(Element and region data)

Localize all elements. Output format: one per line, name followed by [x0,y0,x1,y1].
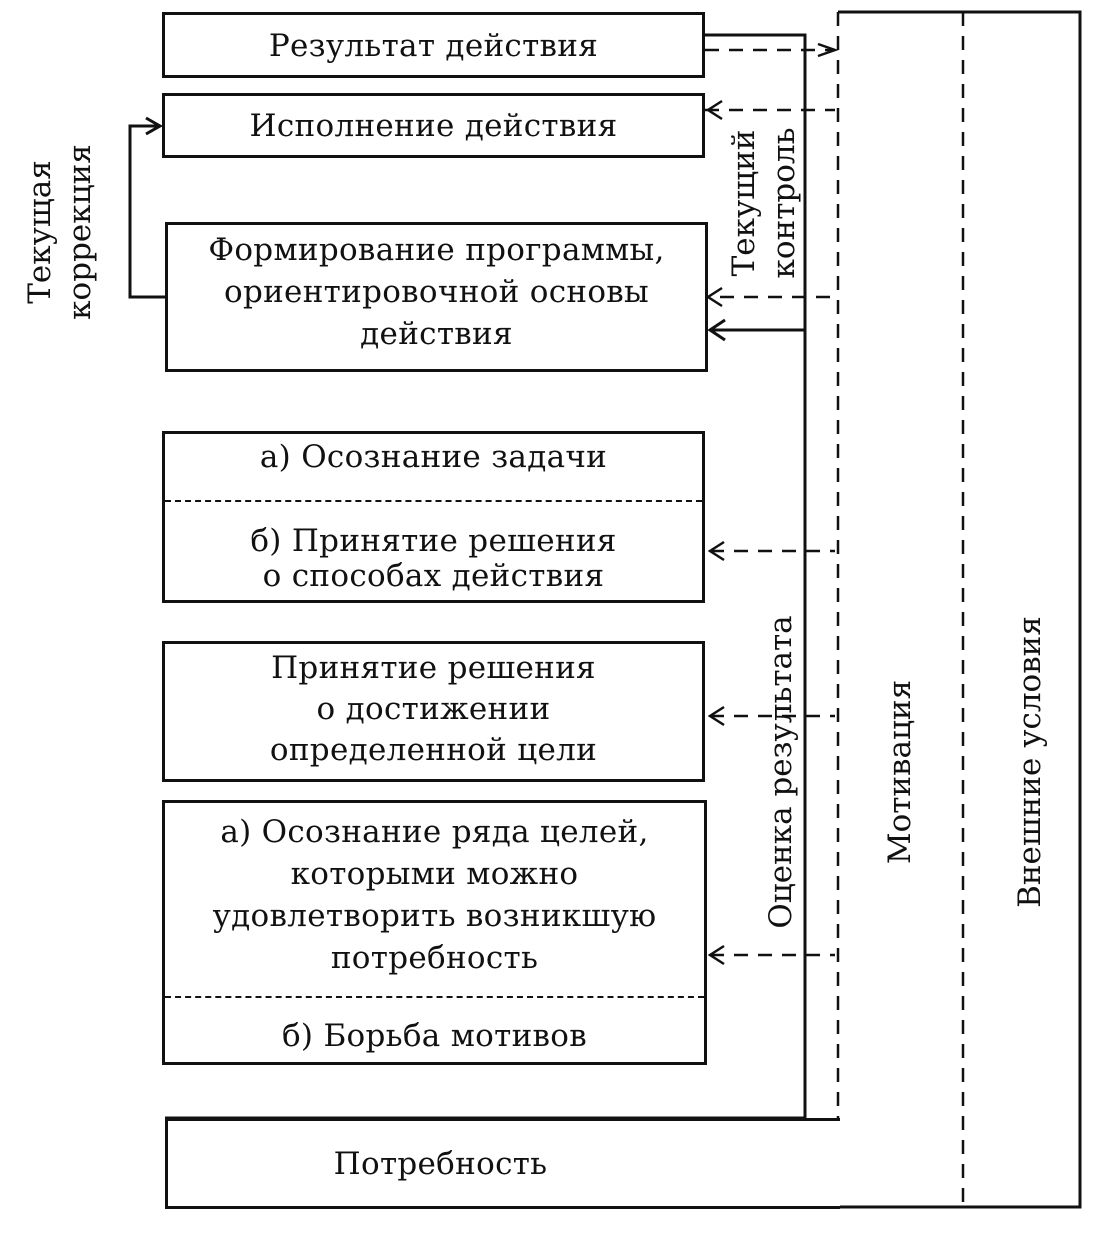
result-arrowhead [817,42,839,58]
goals-arrowhead [707,944,725,966]
program-line-3: действия [360,316,513,352]
conditions-label: Внешние условия [1012,616,1048,908]
goal-decision-line-2: о достижении [316,691,551,727]
program-line-1: Формирование программы, [208,232,665,268]
goal-decision-line-1: Принятие решения [271,650,596,686]
task-a-label: а) Осознание задачи [259,439,608,475]
control-line-1: Текущий [726,129,762,277]
execution-arrowhead [705,99,723,121]
goals-divider [165,996,704,998]
control-arrowhead [705,286,723,308]
correction-line [128,124,165,299]
goals-a-line-2: которыми можно [290,856,579,892]
task-b-line-2: о способах действия [262,558,605,594]
goal-decision-box: Принятие решения о достижении определенн… [162,641,705,782]
goal-arrowhead [707,705,725,727]
execution-box: Исполнение действия [162,93,705,158]
program-arrowhead [707,318,726,342]
goals-a-line-4: потребность [330,940,539,976]
goals-a-line-3: удовлетворить возникшую [212,898,657,934]
correction-line-1: Текущая [22,160,58,304]
motivation-label: Мотивация [882,679,918,865]
control-line-2: контроль [766,127,802,279]
correction-line-2: коррекция [62,144,98,320]
result-label: Результат действия [268,28,599,64]
control-dashed-line [705,108,835,299]
assessment-label: Оценка результата [763,615,799,929]
task-b-line-1: б) Принятие решения [250,523,617,559]
motivation-column-frame [838,10,1082,1209]
task-arrowhead [707,540,725,562]
goals-a-line-1: а) Осознание ряда целей, [220,814,649,850]
correction-arrowhead [145,116,164,136]
result-box: Результат действия [162,12,705,78]
control-label: Текущий контроль [724,103,804,303]
program-line-2: ориентировочной основы [223,274,650,310]
task-box: а) Осознание задачи б) Принятие решения … [162,431,705,603]
goal-decision-line-3: определенной цели [269,732,598,768]
task-divider [165,500,702,502]
correction-label: Текущая коррекция [20,132,100,332]
execution-label: Исполнение действия [249,108,618,144]
need-label: Потребность [333,1146,548,1182]
goals-box: а) Осознание ряда целей, которыми можно … [162,800,707,1065]
program-box: Формирование программы, ориентировочной … [165,222,708,372]
need-box: Потребность [165,1118,840,1209]
goals-b-label: б) Борьба мотивов [281,1018,588,1054]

§ Problem to solve:
Render every line of all the items above as a single numbered list, omitting blank lines and leaving out the pictures.

§ Task response:
1. Localize all elements. Output format: one per line, name followed by [x0,y0,x1,y1].
2. result-arrowhead [817,42,839,58]
3. goals-arrowhead [707,944,725,966]
4. program-line-3: действия [360,316,513,352]
5. conditions-label: Внешние условия [1012,616,1048,908]
6. goal-decision-line-2: о достижении [316,691,551,727]
7. program-line-1: Формирование программы, [208,232,665,268]
8. goal-decision-line-1: Принятие решения [271,650,596,686]
9. task-a-label: а) Осознание задачи [259,439,608,475]
10. control-line-1: Текущий [726,129,762,277]
11. execution-arrowhead [705,99,723,121]
12. goals-divider [165,996,704,998]
13. control-arrowhead [705,286,723,308]
14. correction-line [128,124,165,299]
15. goals-a-line-2: которыми можно [290,856,579,892]
16. task-b-line-2: о способах действия [262,558,605,594]
17. goal-decision-box: Принятие решения о достижении определенн… [162,641,705,782]
18. goal-arrowhead [707,705,725,727]
19. execution-box: Исполнение действия [162,93,705,158]
20. program-arrowhead [707,318,726,342]
21. goals-a-line-4: потребность [330,940,539,976]
22. goals-a-line-3: удовлетворить возникшую [212,898,657,934]
23. correction-line-1: Текущая [22,160,58,304]
24. motivation-label: Мотивация [882,679,918,865]
25. control-line-2: контроль [766,127,802,279]
26. correction-line-2: коррекция [62,144,98,320]
27. result-label: Результат действия [268,28,599,64]
28. control-dashed-line [705,108,835,299]
29. assessment-label: Оценка результата [763,615,799,929]
30. task-b-line-1: б) Принятие решения [250,523,617,559]
31. motivation-column-frame [838,10,1082,1209]
32. task-arrowhead [707,540,725,562]
33. goals-a-line-1: а) Осознание ряда целей, [220,814,649,850]
34. correction-arrowhead [145,116,164,136]
35. result-box: Результат действия [162,12,705,78]
36. control-label: Текущий контроль [724,103,804,303]
37. program-line-2: ориентировочной основы [223,274,650,310]
38. task-box: а) Осознание задачи б) Принятие решения … [162,431,705,603]
39. goal-decision-line-3: определенной цели [269,732,598,768]
40. task-divider [165,500,702,502]
41. correction-label: Текущая коррекция [20,132,100,332]
42. execution-label: Исполнение действия [249,108,618,144]
43. need-label: Потребность [333,1146,548,1182]
44. goals-box: а) Осознание ряда целей, которыми можно … [162,800,707,1065]
45. program-box: Формирование программы, ориентировочной … [165,222,708,372]
46. need-box: Потребность [165,1118,840,1209]
47. goals-b-label: б) Борьба мотивов [281,1018,588,1054]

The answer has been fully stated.